▸ **TASK STATEMENT**
Make an exact copy of all the entries, with the pictures left out.

▸ **Items from a figure collection**

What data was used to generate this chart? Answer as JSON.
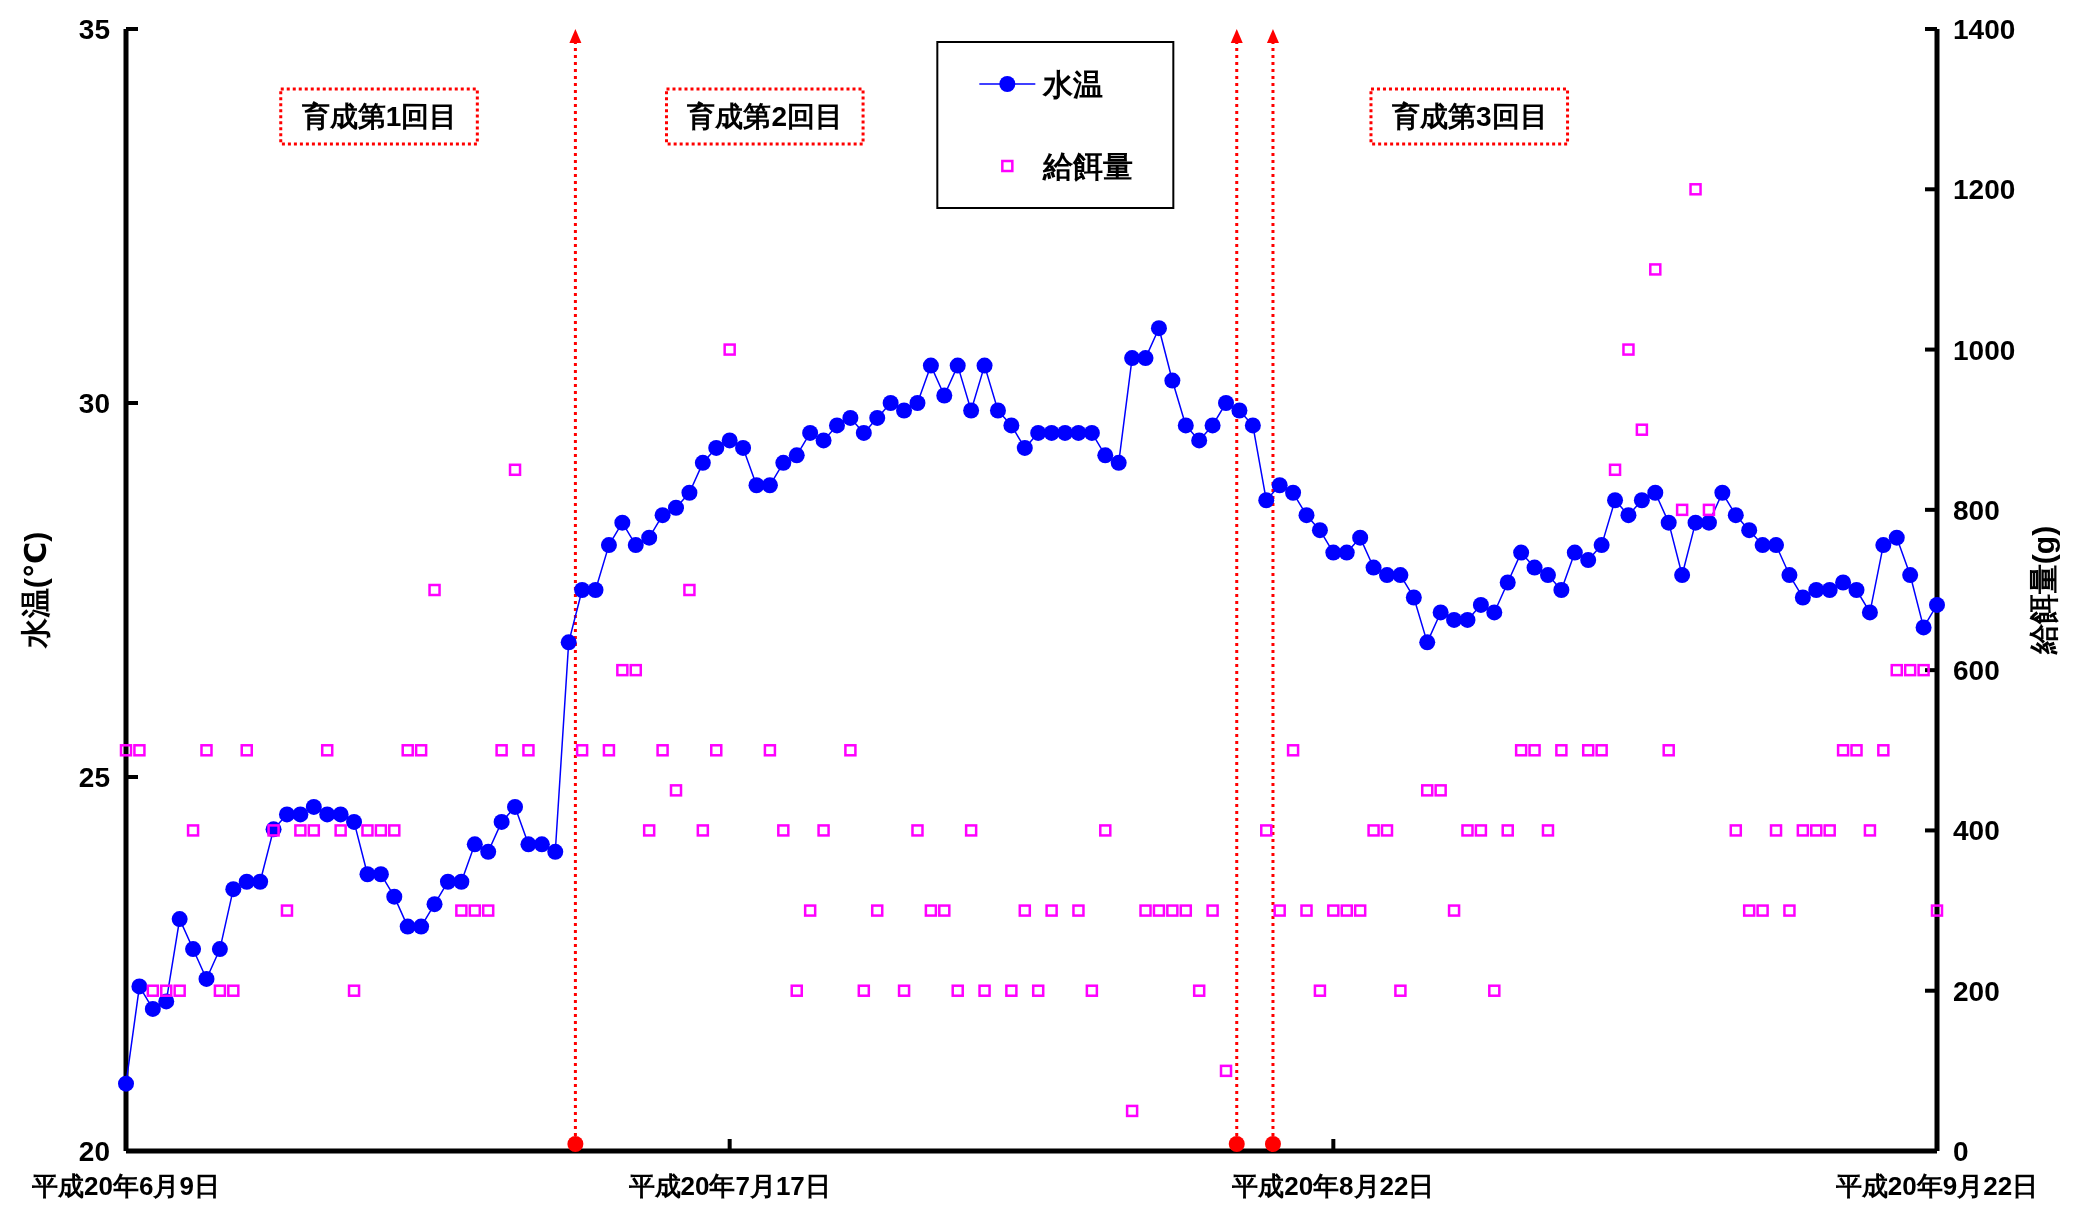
{
  "chart_data": {
    "type": "line",
    "ylabel": "水温(℃)",
    "y2label": "給餌量(g)",
    "categories": [
      "平成20年6月9日",
      null,
      null,
      null,
      null,
      null,
      null,
      null,
      null,
      null,
      null,
      null,
      null,
      null,
      null,
      null,
      null,
      null,
      null,
      null,
      null,
      null,
      null,
      null,
      null,
      null,
      null,
      null,
      null,
      null,
      null,
      null,
      null,
      null,
      null,
      null,
      null,
      null,
      null,
      null,
      null,
      null,
      null,
      null,
      null,
      "平成20年7月17日",
      null,
      null,
      null,
      null,
      null,
      null,
      null,
      null,
      null,
      null,
      null,
      null,
      null,
      null,
      null,
      null,
      null,
      null,
      null,
      null,
      null,
      null,
      null,
      null,
      null,
      null,
      null,
      null,
      null,
      null,
      null,
      null,
      null,
      null,
      null,
      null,
      null,
      null,
      null,
      null,
      null,
      null,
      null,
      null,
      "平成20年8月22日",
      null,
      null,
      null,
      null,
      null,
      null,
      null,
      null,
      null,
      null,
      null,
      null,
      null,
      null,
      null,
      null,
      null,
      null,
      null,
      null,
      null,
      null,
      null,
      null,
      null,
      null,
      null,
      null,
      null,
      null,
      null,
      null,
      null,
      null,
      null,
      null,
      null,
      null,
      null,
      null,
      null,
      null,
      null,
      null,
      "平成20年9月22日"
    ],
    "series": [
      {
        "name": "水温",
        "type": "line",
        "color": "#0000ff",
        "marker": "circle",
        "values": [
          20.9,
          22.2,
          21.9,
          22.0,
          23.1,
          22.7,
          22.3,
          22.7,
          23.5,
          23.6,
          23.6,
          24.3,
          24.5,
          24.5,
          24.6,
          24.5,
          24.5,
          24.4,
          23.7,
          23.7,
          23.4,
          23.0,
          23.0,
          23.3,
          23.6,
          23.6,
          24.1,
          24.0,
          24.4,
          24.6,
          24.1,
          24.1,
          24.0,
          26.8,
          27.5,
          27.5,
          28.1,
          28.4,
          28.1,
          28.2,
          28.5,
          28.6,
          28.8,
          29.2,
          29.4,
          29.5,
          29.4,
          28.9,
          28.9,
          29.2,
          29.3,
          29.6,
          29.5,
          29.7,
          29.8,
          29.6,
          29.8,
          30.0,
          29.9,
          30.0,
          30.5,
          30.1,
          30.5,
          29.9,
          30.5,
          29.9,
          29.7,
          29.4,
          29.6,
          29.6,
          29.6,
          29.6,
          29.6,
          29.3,
          29.2,
          30.6,
          30.6,
          31.0,
          30.3,
          29.7,
          29.5,
          29.7,
          30.0,
          29.9,
          29.7,
          28.7,
          28.9,
          28.8,
          28.5,
          28.3,
          28.0,
          28.0,
          28.2,
          27.8,
          27.7,
          27.7,
          27.4,
          26.8,
          27.2,
          27.1,
          27.1,
          27.3,
          27.2,
          27.6,
          28.0,
          27.8,
          27.7,
          27.5,
          28.0,
          27.9,
          28.1,
          28.7,
          28.5,
          28.7,
          28.8,
          28.4,
          27.7,
          28.4,
          28.4,
          28.8,
          28.5,
          28.3,
          28.1,
          28.1,
          27.7,
          27.4,
          27.5,
          27.5,
          27.6,
          27.5,
          27.2,
          28.1,
          28.2,
          27.7,
          27.0,
          27.3
        ]
      },
      {
        "name": "給餌量",
        "type": "scatter",
        "axis": "y2",
        "color": "#ff00ff",
        "marker": "square",
        "values": [
          500,
          500,
          200,
          200,
          200,
          400,
          500,
          200,
          200,
          500,
          null,
          400,
          300,
          400,
          400,
          500,
          400,
          200,
          400,
          400,
          400,
          500,
          500,
          700,
          null,
          300,
          300,
          300,
          500,
          850,
          500,
          null,
          null,
          null,
          500,
          null,
          500,
          600,
          600,
          400,
          500,
          450,
          700,
          400,
          500,
          1000,
          null,
          null,
          500,
          400,
          200,
          300,
          400,
          null,
          500,
          200,
          300,
          null,
          200,
          400,
          300,
          300,
          200,
          400,
          200,
          null,
          200,
          300,
          200,
          300,
          null,
          300,
          200,
          400,
          null,
          50,
          300,
          300,
          300,
          300,
          200,
          300,
          100,
          null,
          null,
          400,
          300,
          500,
          300,
          200,
          300,
          300,
          300,
          400,
          400,
          200,
          null,
          450,
          450,
          300,
          400,
          400,
          200,
          400,
          500,
          500,
          400,
          500,
          null,
          500,
          500,
          850,
          1000,
          900,
          1100,
          500,
          800,
          1200,
          800,
          null,
          400,
          300,
          300,
          400,
          300,
          400,
          400,
          400,
          500,
          500,
          400,
          500,
          600,
          600,
          600,
          300
        ]
      }
    ],
    "ylim": [
      20,
      35
    ],
    "yticks": [
      20,
      25,
      30,
      35
    ],
    "y2lim": [
      0,
      1400
    ],
    "y2ticks": [
      0,
      200,
      400,
      600,
      800,
      1000,
      1200,
      1400
    ],
    "annotations": [
      "育成第1回目",
      "育成第2回目",
      "育成第3回目"
    ],
    "legend": "top",
    "grid": false
  }
}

▸ **FINISHED ANSWER**
What data was used to generate this chart? Answer as JSON.
{
  "chart_data": {
    "type": "line",
    "ylabel": "水温(℃)",
    "y2label": "給餌量(g)",
    "categories": [
      "平成20年6月9日",
      null,
      null,
      null,
      null,
      null,
      null,
      null,
      null,
      null,
      null,
      null,
      null,
      null,
      null,
      null,
      null,
      null,
      null,
      null,
      null,
      null,
      null,
      null,
      null,
      null,
      null,
      null,
      null,
      null,
      null,
      null,
      null,
      null,
      null,
      null,
      null,
      null,
      null,
      null,
      null,
      null,
      null,
      null,
      null,
      "平成20年7月17日",
      null,
      null,
      null,
      null,
      null,
      null,
      null,
      null,
      null,
      null,
      null,
      null,
      null,
      null,
      null,
      null,
      null,
      null,
      null,
      null,
      null,
      null,
      null,
      null,
      null,
      null,
      null,
      null,
      null,
      null,
      null,
      null,
      null,
      null,
      null,
      null,
      null,
      null,
      null,
      null,
      null,
      null,
      null,
      null,
      "平成20年8月22日",
      null,
      null,
      null,
      null,
      null,
      null,
      null,
      null,
      null,
      null,
      null,
      null,
      null,
      null,
      null,
      null,
      null,
      null,
      null,
      null,
      null,
      null,
      null,
      null,
      null,
      null,
      null,
      null,
      null,
      null,
      null,
      null,
      null,
      null,
      null,
      null,
      null,
      null,
      null,
      null,
      null,
      null,
      null,
      null,
      "平成20年9月22日"
    ],
    "series": [
      {
        "name": "水温",
        "type": "line",
        "color": "#0000ff",
        "marker": "circle",
        "values": [
          20.9,
          22.2,
          21.9,
          22.0,
          23.1,
          22.7,
          22.3,
          22.7,
          23.5,
          23.6,
          23.6,
          24.3,
          24.5,
          24.5,
          24.6,
          24.5,
          24.5,
          24.4,
          23.7,
          23.7,
          23.4,
          23.0,
          23.0,
          23.3,
          23.6,
          23.6,
          24.1,
          24.0,
          24.4,
          24.6,
          24.1,
          24.1,
          24.0,
          26.8,
          27.5,
          27.5,
          28.1,
          28.4,
          28.1,
          28.2,
          28.5,
          28.6,
          28.8,
          29.2,
          29.4,
          29.5,
          29.4,
          28.9,
          28.9,
          29.2,
          29.3,
          29.6,
          29.5,
          29.7,
          29.8,
          29.6,
          29.8,
          30.0,
          29.9,
          30.0,
          30.5,
          30.1,
          30.5,
          29.9,
          30.5,
          29.9,
          29.7,
          29.4,
          29.6,
          29.6,
          29.6,
          29.6,
          29.6,
          29.3,
          29.2,
          30.6,
          30.6,
          31.0,
          30.3,
          29.7,
          29.5,
          29.7,
          30.0,
          29.9,
          29.7,
          28.7,
          28.9,
          28.8,
          28.5,
          28.3,
          28.0,
          28.0,
          28.2,
          27.8,
          27.7,
          27.7,
          27.4,
          26.8,
          27.2,
          27.1,
          27.1,
          27.3,
          27.2,
          27.6,
          28.0,
          27.8,
          27.7,
          27.5,
          28.0,
          27.9,
          28.1,
          28.7,
          28.5,
          28.7,
          28.8,
          28.4,
          27.7,
          28.4,
          28.4,
          28.8,
          28.5,
          28.3,
          28.1,
          28.1,
          27.7,
          27.4,
          27.5,
          27.5,
          27.6,
          27.5,
          27.2,
          28.1,
          28.2,
          27.7,
          27.0,
          27.3
        ]
      },
      {
        "name": "給餌量",
        "type": "scatter",
        "axis": "y2",
        "color": "#ff00ff",
        "marker": "square",
        "values": [
          500,
          500,
          200,
          200,
          200,
          400,
          500,
          200,
          200,
          500,
          null,
          400,
          300,
          400,
          400,
          500,
          400,
          200,
          400,
          400,
          400,
          500,
          500,
          700,
          null,
          300,
          300,
          300,
          500,
          850,
          500,
          null,
          null,
          null,
          500,
          null,
          500,
          600,
          600,
          400,
          500,
          450,
          700,
          400,
          500,
          1000,
          null,
          null,
          500,
          400,
          200,
          300,
          400,
          null,
          500,
          200,
          300,
          null,
          200,
          400,
          300,
          300,
          200,
          400,
          200,
          null,
          200,
          300,
          200,
          300,
          null,
          300,
          200,
          400,
          null,
          50,
          300,
          300,
          300,
          300,
          200,
          300,
          100,
          null,
          null,
          400,
          300,
          500,
          300,
          200,
          300,
          300,
          300,
          400,
          400,
          200,
          null,
          450,
          450,
          300,
          400,
          400,
          200,
          400,
          500,
          500,
          400,
          500,
          null,
          500,
          500,
          850,
          1000,
          900,
          1100,
          500,
          800,
          1200,
          800,
          null,
          400,
          300,
          300,
          400,
          300,
          400,
          400,
          400,
          500,
          500,
          400,
          500,
          600,
          600,
          600,
          300
        ]
      }
    ],
    "ylim": [
      20,
      35
    ],
    "yticks": [
      20,
      25,
      30,
      35
    ],
    "y2lim": [
      0,
      1400
    ],
    "y2ticks": [
      0,
      200,
      400,
      600,
      800,
      1000,
      1200,
      1400
    ],
    "annotations": [
      "育成第1回目",
      "育成第2回目",
      "育成第3回目"
    ],
    "legend": "top",
    "grid": false
  }
}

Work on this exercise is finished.